**** Supplied entries

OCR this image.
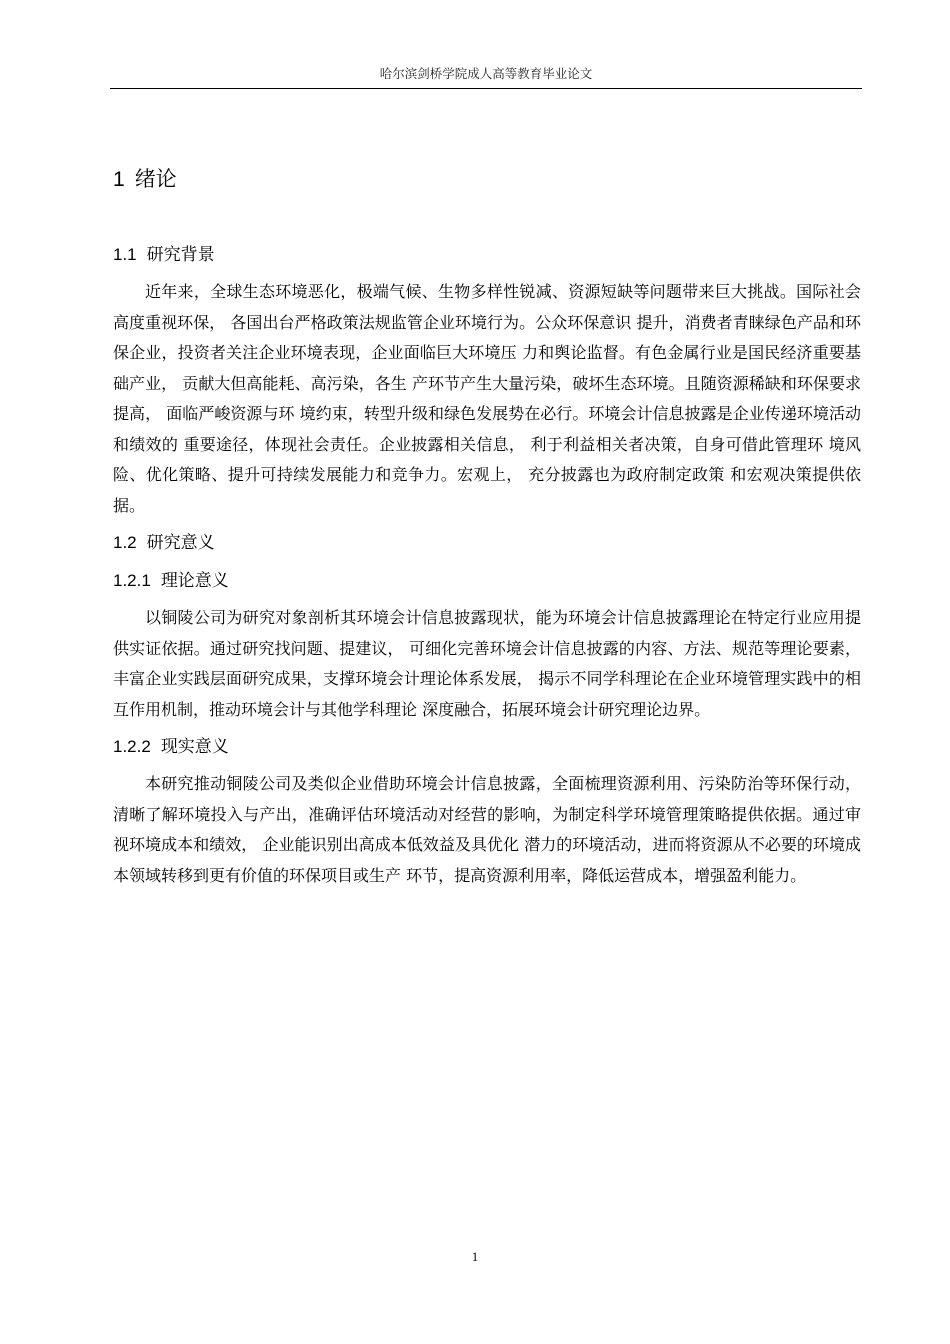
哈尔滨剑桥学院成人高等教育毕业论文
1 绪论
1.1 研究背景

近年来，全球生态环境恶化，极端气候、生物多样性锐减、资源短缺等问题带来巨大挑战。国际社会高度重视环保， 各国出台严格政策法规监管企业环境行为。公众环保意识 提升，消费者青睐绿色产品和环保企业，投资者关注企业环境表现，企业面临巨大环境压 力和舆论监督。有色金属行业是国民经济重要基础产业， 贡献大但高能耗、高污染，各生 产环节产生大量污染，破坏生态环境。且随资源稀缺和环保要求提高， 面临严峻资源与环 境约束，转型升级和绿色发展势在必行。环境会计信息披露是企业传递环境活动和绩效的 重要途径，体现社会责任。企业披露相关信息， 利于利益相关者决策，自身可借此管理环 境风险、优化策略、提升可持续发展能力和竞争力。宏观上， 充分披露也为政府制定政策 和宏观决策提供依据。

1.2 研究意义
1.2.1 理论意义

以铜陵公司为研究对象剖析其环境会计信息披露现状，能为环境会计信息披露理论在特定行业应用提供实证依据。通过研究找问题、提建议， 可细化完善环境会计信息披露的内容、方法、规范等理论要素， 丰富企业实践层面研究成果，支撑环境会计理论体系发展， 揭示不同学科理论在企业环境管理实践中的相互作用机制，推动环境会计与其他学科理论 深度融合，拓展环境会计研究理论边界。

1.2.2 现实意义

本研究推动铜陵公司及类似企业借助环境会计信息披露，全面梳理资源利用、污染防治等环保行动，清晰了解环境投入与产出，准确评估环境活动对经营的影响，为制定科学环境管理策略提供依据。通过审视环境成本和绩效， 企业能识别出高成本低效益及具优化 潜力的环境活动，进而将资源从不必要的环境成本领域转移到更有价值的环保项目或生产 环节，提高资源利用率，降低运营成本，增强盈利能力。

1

********

* Stated task *
Output every entry exactly as given; pictures are not part of the copy.

* Task result *
OCR this image.
哈尔滨剑桥学院成人高等教育毕业论文
1 绪论
1.1 研究背景

近年来，全球生态环境恶化，极端气候、生物多样性锐减、资源短缺等问题带来巨大挑战。国际社会高度重视环保， 各国出台严格政策法规监管企业环境行为。公众环保意识 提升，消费者青睐绿色产品和环保企业，投资者关注企业环境表现，企业面临巨大环境压 力和舆论监督。有色金属行业是国民经济重要基础产业， 贡献大但高能耗、高污染，各生 产环节产生大量污染，破坏生态环境。且随资源稀缺和环保要求提高， 面临严峻资源与环 境约束，转型升级和绿色发展势在必行。环境会计信息披露是企业传递环境活动和绩效的 重要途径，体现社会责任。企业披露相关信息， 利于利益相关者决策，自身可借此管理环 境风险、优化策略、提升可持续发展能力和竞争力。宏观上， 充分披露也为政府制定政策 和宏观决策提供依据。

1.2 研究意义
1.2.1 理论意义

以铜陵公司为研究对象剖析其环境会计信息披露现状，能为环境会计信息披露理论在特定行业应用提供实证依据。通过研究找问题、提建议， 可细化完善环境会计信息披露的内容、方法、规范等理论要素， 丰富企业实践层面研究成果，支撑环境会计理论体系发展， 揭示不同学科理论在企业环境管理实践中的相互作用机制，推动环境会计与其他学科理论 深度融合，拓展环境会计研究理论边界。

1.2.2 现实意义

本研究推动铜陵公司及类似企业借助环境会计信息披露，全面梳理资源利用、污染防治等环保行动，清晰了解环境投入与产出，准确评估环境活动对经营的影响，为制定科学环境管理策略提供依据。通过审视环境成本和绩效， 企业能识别出高成本低效益及具优化 潜力的环境活动，进而将资源从不必要的环境成本领域转移到更有价值的环保项目或生产 环节，提高资源利用率，降低运营成本，增强盈利能力。

1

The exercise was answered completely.